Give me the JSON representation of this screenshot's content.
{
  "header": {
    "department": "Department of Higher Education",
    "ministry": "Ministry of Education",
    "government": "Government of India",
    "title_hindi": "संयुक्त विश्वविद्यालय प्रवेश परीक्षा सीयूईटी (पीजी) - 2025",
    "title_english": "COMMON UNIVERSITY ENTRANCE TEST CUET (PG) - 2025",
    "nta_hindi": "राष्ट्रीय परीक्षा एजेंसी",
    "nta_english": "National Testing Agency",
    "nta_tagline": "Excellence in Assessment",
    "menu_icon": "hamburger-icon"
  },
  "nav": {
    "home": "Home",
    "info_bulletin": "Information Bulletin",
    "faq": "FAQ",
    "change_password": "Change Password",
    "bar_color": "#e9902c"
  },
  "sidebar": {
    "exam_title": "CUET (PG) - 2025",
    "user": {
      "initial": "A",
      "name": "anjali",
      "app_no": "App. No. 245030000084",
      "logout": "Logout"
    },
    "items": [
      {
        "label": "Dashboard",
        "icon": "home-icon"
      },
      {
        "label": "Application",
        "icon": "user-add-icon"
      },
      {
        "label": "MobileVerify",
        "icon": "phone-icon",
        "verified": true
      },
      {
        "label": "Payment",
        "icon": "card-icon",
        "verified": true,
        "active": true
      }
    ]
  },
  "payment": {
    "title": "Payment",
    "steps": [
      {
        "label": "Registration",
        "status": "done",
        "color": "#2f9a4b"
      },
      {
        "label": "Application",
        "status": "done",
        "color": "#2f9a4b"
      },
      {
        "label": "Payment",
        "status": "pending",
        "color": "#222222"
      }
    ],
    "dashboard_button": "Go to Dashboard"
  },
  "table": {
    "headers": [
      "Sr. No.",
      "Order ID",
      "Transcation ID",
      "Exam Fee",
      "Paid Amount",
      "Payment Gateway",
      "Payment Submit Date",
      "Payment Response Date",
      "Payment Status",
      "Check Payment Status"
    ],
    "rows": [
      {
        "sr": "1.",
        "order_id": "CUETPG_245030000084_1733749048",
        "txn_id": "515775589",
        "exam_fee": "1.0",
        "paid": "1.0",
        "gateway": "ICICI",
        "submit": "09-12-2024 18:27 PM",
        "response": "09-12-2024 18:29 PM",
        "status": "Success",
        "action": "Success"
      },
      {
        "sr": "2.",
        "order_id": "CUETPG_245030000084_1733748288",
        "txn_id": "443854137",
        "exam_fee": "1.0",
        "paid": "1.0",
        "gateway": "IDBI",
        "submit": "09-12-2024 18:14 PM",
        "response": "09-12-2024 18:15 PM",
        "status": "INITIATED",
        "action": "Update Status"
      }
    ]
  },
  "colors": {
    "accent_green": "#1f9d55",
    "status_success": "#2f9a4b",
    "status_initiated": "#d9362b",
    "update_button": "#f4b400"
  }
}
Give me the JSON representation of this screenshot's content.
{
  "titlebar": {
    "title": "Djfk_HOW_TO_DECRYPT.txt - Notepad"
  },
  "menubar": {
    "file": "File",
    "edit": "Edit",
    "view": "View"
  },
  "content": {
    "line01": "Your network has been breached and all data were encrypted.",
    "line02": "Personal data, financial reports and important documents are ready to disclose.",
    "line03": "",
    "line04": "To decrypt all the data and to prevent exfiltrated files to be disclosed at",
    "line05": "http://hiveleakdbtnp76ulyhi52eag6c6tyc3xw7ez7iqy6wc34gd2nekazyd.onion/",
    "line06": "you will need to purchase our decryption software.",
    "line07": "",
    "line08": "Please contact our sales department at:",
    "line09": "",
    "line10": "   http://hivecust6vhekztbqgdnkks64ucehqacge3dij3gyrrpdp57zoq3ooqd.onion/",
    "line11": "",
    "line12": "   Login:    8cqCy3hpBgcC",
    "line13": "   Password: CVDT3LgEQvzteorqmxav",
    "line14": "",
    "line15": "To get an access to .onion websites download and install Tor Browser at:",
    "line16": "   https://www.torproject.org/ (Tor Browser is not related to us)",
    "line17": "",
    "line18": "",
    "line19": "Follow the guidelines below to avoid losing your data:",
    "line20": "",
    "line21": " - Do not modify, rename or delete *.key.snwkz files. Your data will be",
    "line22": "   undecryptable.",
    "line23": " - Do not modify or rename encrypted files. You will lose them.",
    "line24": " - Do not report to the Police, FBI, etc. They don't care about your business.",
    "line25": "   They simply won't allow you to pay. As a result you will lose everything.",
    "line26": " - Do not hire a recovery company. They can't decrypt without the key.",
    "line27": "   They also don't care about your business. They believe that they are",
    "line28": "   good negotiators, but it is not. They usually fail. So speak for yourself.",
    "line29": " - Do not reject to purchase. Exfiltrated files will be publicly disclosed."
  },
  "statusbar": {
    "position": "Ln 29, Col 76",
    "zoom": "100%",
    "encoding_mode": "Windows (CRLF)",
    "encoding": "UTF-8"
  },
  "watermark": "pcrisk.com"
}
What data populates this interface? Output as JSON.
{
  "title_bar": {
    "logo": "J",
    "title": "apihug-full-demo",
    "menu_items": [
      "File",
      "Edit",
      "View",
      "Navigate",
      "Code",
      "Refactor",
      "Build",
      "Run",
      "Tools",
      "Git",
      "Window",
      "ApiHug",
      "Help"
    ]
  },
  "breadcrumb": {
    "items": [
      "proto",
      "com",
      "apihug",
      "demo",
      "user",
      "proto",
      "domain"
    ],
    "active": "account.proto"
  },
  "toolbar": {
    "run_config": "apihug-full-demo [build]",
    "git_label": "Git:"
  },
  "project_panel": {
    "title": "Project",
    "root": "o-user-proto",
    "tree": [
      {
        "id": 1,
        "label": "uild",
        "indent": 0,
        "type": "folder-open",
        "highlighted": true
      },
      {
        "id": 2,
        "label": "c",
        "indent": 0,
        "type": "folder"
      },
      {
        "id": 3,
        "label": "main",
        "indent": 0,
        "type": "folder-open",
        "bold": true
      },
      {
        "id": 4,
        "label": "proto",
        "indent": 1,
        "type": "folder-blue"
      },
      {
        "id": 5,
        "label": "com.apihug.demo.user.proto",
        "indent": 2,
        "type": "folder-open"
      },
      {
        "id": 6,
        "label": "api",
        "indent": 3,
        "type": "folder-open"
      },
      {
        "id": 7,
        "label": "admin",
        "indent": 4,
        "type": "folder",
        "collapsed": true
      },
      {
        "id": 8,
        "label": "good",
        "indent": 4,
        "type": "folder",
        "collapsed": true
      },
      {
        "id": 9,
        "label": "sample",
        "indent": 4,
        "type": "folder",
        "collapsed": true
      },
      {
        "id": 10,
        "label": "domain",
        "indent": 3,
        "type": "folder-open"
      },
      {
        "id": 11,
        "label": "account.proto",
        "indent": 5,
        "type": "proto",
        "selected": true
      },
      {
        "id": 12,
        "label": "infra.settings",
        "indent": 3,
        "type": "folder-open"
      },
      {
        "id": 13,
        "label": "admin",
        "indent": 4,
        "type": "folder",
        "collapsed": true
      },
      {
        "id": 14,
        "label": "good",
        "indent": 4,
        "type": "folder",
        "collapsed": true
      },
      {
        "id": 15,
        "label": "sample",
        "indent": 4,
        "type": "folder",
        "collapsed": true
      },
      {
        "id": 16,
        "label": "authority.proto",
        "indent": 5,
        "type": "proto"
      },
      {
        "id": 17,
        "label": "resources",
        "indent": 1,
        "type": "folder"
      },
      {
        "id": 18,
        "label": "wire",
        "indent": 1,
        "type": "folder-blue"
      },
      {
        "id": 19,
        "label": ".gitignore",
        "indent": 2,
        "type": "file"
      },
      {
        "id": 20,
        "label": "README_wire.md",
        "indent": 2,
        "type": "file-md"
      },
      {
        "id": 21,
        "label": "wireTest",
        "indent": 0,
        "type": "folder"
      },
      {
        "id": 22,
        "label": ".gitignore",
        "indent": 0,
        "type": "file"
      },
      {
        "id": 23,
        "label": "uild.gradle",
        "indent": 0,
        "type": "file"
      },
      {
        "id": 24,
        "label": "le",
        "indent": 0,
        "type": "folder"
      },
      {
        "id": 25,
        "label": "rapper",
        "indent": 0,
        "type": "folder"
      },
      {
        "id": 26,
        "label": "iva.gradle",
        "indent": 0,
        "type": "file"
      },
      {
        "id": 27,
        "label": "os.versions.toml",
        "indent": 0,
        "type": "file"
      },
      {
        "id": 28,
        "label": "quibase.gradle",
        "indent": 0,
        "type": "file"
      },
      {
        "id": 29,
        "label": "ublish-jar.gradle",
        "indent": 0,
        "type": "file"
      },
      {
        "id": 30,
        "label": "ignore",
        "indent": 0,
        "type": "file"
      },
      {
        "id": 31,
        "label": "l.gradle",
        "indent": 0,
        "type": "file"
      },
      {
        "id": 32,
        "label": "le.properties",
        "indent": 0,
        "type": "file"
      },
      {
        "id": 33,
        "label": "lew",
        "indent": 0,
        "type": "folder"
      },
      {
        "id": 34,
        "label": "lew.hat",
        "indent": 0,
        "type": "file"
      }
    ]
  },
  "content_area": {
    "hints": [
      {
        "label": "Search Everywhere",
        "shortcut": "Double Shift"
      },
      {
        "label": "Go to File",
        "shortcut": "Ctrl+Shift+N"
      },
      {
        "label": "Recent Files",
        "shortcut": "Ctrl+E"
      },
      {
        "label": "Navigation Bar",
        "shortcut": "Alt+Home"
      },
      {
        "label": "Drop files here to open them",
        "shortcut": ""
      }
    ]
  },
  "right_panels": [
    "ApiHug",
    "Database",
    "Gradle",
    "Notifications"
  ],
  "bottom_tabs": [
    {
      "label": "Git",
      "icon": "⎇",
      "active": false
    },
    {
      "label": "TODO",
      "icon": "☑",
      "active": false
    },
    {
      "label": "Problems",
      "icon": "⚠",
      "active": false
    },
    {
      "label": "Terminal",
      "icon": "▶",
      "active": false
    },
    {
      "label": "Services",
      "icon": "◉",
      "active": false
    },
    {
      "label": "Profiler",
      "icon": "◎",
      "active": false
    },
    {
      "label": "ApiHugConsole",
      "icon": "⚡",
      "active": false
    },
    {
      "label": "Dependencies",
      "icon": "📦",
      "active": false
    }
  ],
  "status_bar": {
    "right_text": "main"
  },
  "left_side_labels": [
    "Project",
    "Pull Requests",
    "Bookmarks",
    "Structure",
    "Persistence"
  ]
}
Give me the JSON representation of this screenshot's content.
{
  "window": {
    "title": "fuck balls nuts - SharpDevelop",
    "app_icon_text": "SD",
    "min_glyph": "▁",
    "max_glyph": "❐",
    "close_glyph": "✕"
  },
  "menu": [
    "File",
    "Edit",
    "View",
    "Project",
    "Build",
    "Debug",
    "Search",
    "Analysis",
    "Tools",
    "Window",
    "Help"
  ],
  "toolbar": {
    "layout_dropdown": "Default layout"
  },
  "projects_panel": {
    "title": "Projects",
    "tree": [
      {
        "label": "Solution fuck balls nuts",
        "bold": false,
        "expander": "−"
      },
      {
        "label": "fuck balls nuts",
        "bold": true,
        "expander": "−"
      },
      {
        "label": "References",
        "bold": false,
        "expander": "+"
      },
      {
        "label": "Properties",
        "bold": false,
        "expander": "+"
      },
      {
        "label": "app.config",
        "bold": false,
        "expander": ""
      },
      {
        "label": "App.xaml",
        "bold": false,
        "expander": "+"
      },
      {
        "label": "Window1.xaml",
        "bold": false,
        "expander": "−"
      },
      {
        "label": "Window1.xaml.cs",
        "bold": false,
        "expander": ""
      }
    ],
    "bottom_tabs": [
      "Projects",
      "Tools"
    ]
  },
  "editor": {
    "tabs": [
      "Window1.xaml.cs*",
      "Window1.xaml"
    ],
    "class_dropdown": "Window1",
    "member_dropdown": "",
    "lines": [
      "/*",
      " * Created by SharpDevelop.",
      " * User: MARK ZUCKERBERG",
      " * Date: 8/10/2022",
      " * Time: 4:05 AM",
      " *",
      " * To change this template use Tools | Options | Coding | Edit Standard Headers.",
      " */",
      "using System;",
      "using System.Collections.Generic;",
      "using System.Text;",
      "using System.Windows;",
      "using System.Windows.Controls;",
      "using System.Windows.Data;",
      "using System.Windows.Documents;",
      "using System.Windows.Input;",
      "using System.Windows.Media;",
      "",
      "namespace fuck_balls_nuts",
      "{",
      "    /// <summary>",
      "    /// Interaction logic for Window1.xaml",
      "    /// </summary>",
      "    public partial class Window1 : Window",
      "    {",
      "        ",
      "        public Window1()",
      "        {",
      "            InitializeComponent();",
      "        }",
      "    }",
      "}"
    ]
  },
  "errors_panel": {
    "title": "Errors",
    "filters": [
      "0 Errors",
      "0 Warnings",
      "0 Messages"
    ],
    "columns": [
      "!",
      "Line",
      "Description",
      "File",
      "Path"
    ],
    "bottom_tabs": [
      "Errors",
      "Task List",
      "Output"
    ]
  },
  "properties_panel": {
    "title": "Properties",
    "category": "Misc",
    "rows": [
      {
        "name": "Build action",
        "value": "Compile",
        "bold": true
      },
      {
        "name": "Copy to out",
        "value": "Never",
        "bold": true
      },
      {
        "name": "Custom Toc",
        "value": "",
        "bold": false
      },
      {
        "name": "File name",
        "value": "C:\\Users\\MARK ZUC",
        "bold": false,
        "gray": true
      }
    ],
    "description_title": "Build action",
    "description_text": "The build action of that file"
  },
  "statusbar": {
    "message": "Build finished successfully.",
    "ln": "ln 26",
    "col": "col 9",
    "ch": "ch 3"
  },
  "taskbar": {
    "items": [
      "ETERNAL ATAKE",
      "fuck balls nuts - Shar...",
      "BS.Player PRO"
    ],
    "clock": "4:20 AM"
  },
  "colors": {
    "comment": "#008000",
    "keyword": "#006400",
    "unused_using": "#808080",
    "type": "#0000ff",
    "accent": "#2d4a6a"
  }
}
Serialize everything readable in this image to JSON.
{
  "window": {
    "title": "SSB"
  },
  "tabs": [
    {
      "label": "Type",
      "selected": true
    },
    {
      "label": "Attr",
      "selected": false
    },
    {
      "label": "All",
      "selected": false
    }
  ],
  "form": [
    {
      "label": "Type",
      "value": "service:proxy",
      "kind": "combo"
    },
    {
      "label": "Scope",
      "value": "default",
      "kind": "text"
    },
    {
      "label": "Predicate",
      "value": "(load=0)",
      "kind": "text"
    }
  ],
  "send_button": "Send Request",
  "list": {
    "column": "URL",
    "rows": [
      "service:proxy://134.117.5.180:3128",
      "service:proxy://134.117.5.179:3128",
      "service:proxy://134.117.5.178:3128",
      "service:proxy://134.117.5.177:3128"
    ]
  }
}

§ **Aim of the task**
Go through the material line by line. Show each line that contains the string "about".

§ **Task result**
    "line24": " - Do not report to the Police, FBI, etc. They don't care about your business.",
    "line27": "   They also don't care about your business. They believe that they are",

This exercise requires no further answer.